(Data records)
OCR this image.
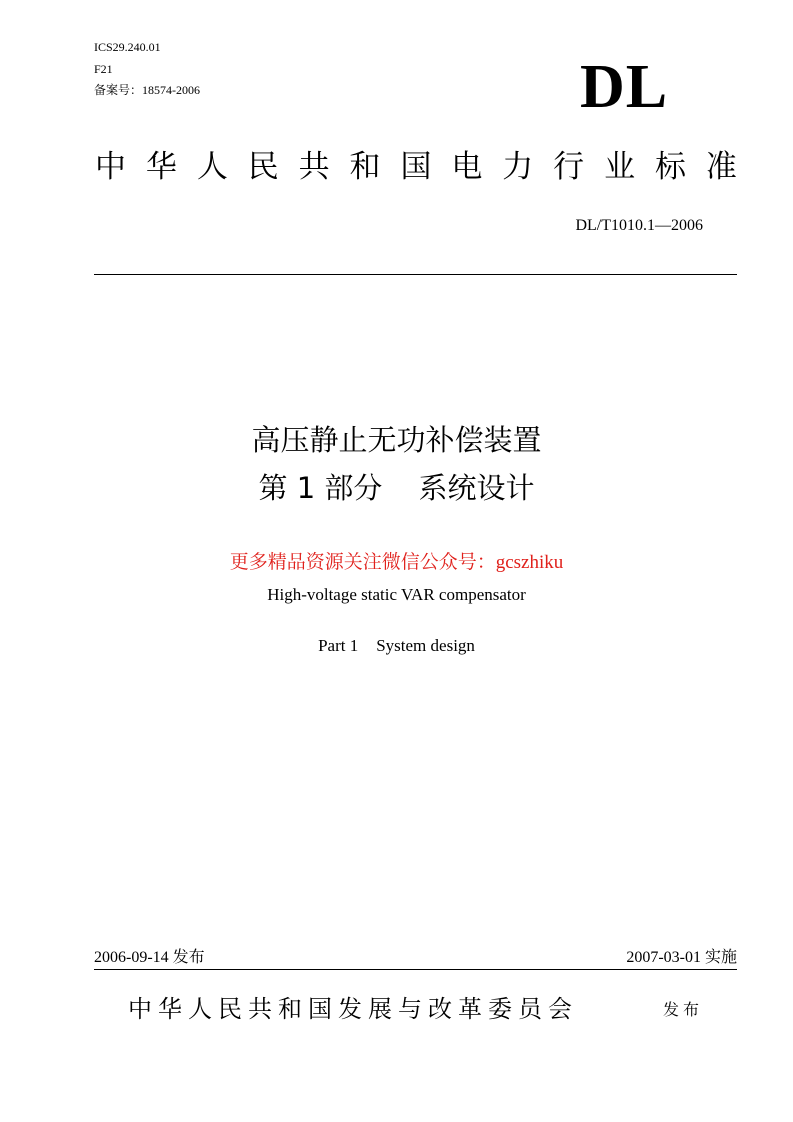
ICS29.240.01
F21
备案号：18574-2006	DL
中 华 人 民 共 和 国 电 力 行 业 标 准
DL/T1010.1—2006
高压静止无功补偿装置
第 1 部分 系统设计
更多精品资源关注微信公众号：gcszhiku
High-voltage static VAR compensator
Part 1 System design
2006-09-14 发布	2007-03-01 实施
中华人民共和国发展与改革委员会	发布
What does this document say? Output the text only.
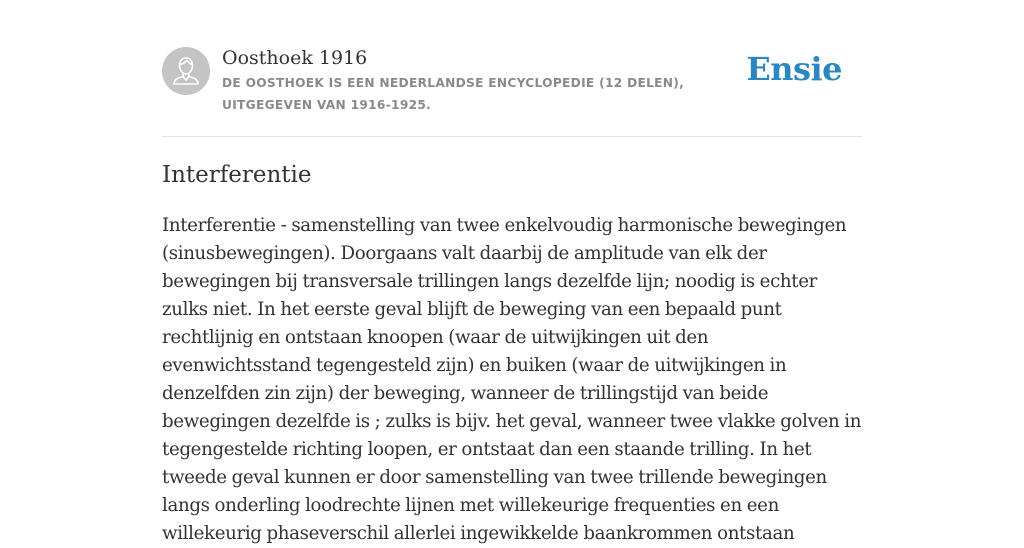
Oosthoek 1916
DE OOSTHOEK IS EEN NEDERLANDSE ENCYCLOPEDIE (12 DELEN), UITGEGEVEN VAN 1916-1925.
Ensie
Interferentie

Interferentie - samenstelling van twee enkelvoudig harmonische bewegingen (sinusbewegingen). Doorgaans valt daarbij de amplitude van elk der bewegingen bij transversale trillingen langs dezelfde lijn; noodig is echter zulks niet. In het eerste geval blijft de beweging van een bepaald punt rechtlijnig en ontstaan knoopen (waar de uitwijkingen uit den evenwichtsstand tegengesteld zijn) en buiken (waar de uitwijkingen in denzelfden zin zijn) der beweging, wanneer de trillingstijd van beide bewegingen dezelfde is ; zulks is bijv. het geval, wanneer twee vlakke golven in tegengestelde richting loopen, er ontstaat dan een staande trilling. In het tweede geval kunnen er door samenstelling van twee trillende bewegingen langs onderling loodrechte lijnen met willekeurige frequenties en een willekeurig phaseverschil allerlei ingewikkelde baankrommen ontstaan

_OBJECTIVE_. Find the string "Interferentie" in the records, then copy each line where it occurs.

_ANSWER TO THE PROBLEM_.
Interferentie
Interferentie - samenstelling van twee enkelvoudig harmonische bewegingen (sinusbewegingen). Doorgaans valt daarbij de amplitude van elk der bewegingen bij transversale trillingen langs dezelfde lijn; noodig is echter zulks niet. In het eerste geval blijft de beweging van een bepaald punt rechtlijnig en ontstaan knoopen (waar de uitwijkingen uit den evenwichtsstand tegengesteld zijn) en buiken (waar de uitwijkingen in denzelfden zin zijn) der beweging, wanneer de trillingstijd van beide bewegingen dezelfde is ; zulks is bijv. het geval, wanneer twee vlakke golven in tegengestelde richting loopen, er ontstaat dan een staande trilling. In het tweede geval kunnen er door samenstelling van twee trillende bewegingen langs onderling loodrechte lijnen met willekeurige frequenties en een willekeurig phaseverschil allerlei ingewikkelde baankrommen ontstaan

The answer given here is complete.